* **Given problem**:
In this exercise, reproduce all the entries that follow exactly.

* **Data for the task**:

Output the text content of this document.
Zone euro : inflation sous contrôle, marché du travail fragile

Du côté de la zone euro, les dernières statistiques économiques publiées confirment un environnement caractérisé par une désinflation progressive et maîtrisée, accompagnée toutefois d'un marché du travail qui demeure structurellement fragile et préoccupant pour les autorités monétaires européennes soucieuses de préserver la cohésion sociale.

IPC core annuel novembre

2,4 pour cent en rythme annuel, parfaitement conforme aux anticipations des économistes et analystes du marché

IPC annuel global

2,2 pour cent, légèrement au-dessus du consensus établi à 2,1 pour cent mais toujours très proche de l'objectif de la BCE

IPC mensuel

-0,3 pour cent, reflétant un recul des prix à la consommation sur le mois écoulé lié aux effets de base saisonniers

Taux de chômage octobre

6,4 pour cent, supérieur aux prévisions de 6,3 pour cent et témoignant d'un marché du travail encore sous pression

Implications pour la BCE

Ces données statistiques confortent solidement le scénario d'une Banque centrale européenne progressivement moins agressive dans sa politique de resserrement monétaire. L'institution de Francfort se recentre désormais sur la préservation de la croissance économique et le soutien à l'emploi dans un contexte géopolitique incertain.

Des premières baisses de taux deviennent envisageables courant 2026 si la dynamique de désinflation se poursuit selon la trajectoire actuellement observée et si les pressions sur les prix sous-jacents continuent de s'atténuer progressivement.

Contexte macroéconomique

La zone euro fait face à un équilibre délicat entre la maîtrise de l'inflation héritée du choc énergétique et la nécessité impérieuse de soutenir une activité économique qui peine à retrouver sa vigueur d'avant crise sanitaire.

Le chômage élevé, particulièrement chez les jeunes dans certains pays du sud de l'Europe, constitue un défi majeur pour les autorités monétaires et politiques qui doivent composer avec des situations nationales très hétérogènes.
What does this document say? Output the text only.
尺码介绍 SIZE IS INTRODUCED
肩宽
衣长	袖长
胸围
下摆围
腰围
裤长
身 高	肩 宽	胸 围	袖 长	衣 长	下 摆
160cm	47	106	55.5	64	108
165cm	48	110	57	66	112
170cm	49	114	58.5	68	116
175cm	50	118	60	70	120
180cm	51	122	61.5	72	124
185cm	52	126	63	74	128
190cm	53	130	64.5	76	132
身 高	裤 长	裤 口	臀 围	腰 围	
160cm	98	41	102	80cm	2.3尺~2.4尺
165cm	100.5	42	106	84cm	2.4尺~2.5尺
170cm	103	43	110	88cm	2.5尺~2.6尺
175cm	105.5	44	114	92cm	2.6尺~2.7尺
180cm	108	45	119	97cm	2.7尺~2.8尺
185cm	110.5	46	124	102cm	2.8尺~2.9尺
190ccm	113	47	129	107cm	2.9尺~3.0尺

* **Exercise response**:
Output the text content of this document.
Zone euro : inflation sous contrôle, marché du travail fragile

Du côté de la zone euro, les dernières statistiques économiques publiées confirment un environnement caractérisé par une désinflation progressive et maîtrisée, accompagnée toutefois d'un marché du travail qui demeure structurellement fragile et préoccupant pour les autorités monétaires européennes soucieuses de préserver la cohésion sociale.

IPC core annuel novembre

2,4 pour cent en rythme annuel, parfaitement conforme aux anticipations des économistes et analystes du marché

IPC annuel global

2,2 pour cent, légèrement au-dessus du consensus établi à 2,1 pour cent mais toujours très proche de l'objectif de la BCE

IPC mensuel

-0,3 pour cent, reflétant un recul des prix à la consommation sur le mois écoulé lié aux effets de base saisonniers

Taux de chômage octobre

6,4 pour cent, supérieur aux prévisions de 6,3 pour cent et témoignant d'un marché du travail encore sous pression

Implications pour la BCE

Ces données statistiques confortent solidement le scénario d'une Banque centrale européenne progressivement moins agressive dans sa politique de resserrement monétaire. L'institution de Francfort se recentre désormais sur la préservation de la croissance économique et le soutien à l'emploi dans un contexte géopolitique incertain.

Des premières baisses de taux deviennent envisageables courant 2026 si la dynamique de désinflation se poursuit selon la trajectoire actuellement observée et si les pressions sur les prix sous-jacents continuent de s'atténuer progressivement.

Contexte macroéconomique

La zone euro fait face à un équilibre délicat entre la maîtrise de l'inflation héritée du choc énergétique et la nécessité impérieuse de soutenir une activité économique qui peine à retrouver sa vigueur d'avant crise sanitaire.

Le chômage élevé, particulièrement chez les jeunes dans certains pays du sud de l'Europe, constitue un défi majeur pour les autorités monétaires et politiques qui doivent composer avec des situations nationales très hétérogènes.
What does this document say? Output the text only.
尺码介绍 SIZE IS INTRODUCED
肩宽
衣长	袖长
胸围
下摆围
腰围
裤长
身 高	肩 宽	胸 围	袖 长	衣 长	下 摆
160cm	47	106	55.5	64	108
165cm	48	110	57	66	112
170cm	49	114	58.5	68	116
175cm	50	118	60	70	120
180cm	51	122	61.5	72	124
185cm	52	126	63	74	128
190cm	53	130	64.5	76	132
身 高	裤 长	裤 口	臀 围	腰 围	
160cm	98	41	102	80cm	2.3尺~2.4尺
165cm	100.5	42	106	84cm	2.4尺~2.5尺
170cm	103	43	110	88cm	2.5尺~2.6尺
175cm	105.5	44	114	92cm	2.6尺~2.7尺
180cm	108	45	119	97cm	2.7尺~2.8尺
185cm	110.5	46	124	102cm	2.8尺~2.9尺
190ccm	113	47	129	107cm	2.9尺~3.0尺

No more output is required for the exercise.